● WHAT YOU SHOULD DO: Find the lines that hold the word "articles" and return them.
-- START OF DATA SUPPLIED --
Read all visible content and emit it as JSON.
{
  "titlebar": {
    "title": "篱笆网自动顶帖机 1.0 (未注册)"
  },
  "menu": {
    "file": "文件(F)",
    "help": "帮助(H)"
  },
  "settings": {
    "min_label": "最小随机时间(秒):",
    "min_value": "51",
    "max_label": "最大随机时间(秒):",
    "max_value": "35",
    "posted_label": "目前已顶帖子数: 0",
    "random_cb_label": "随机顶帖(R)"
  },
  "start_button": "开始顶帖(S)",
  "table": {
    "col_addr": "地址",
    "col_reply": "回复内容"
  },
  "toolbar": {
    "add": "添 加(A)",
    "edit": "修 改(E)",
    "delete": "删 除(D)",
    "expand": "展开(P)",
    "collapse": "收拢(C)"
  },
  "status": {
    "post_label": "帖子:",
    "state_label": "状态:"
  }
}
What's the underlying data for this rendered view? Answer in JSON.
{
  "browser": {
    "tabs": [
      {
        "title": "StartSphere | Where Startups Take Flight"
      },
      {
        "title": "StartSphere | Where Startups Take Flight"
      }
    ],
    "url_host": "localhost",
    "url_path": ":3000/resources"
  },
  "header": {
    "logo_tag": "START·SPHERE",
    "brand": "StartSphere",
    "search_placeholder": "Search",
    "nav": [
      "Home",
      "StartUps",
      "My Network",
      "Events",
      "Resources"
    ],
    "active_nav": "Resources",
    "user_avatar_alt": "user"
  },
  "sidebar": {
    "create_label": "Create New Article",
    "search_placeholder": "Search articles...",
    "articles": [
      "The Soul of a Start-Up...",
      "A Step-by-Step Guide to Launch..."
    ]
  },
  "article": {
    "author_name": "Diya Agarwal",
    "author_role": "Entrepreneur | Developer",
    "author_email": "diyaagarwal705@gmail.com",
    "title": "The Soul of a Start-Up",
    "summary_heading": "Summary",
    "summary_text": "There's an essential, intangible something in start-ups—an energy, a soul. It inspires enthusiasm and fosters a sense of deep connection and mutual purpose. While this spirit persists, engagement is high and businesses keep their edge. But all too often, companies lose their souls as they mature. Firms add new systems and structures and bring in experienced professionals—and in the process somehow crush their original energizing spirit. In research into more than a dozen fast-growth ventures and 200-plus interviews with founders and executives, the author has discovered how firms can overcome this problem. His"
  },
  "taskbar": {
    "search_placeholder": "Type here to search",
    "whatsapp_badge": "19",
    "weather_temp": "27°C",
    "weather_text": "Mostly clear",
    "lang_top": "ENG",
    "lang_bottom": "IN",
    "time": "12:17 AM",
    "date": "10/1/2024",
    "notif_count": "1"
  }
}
-- END OF DATA SUPPLIED --
● ANSWER FOR THIS EXERCISE:
    "search_placeholder": "Search articles...",
    "articles": [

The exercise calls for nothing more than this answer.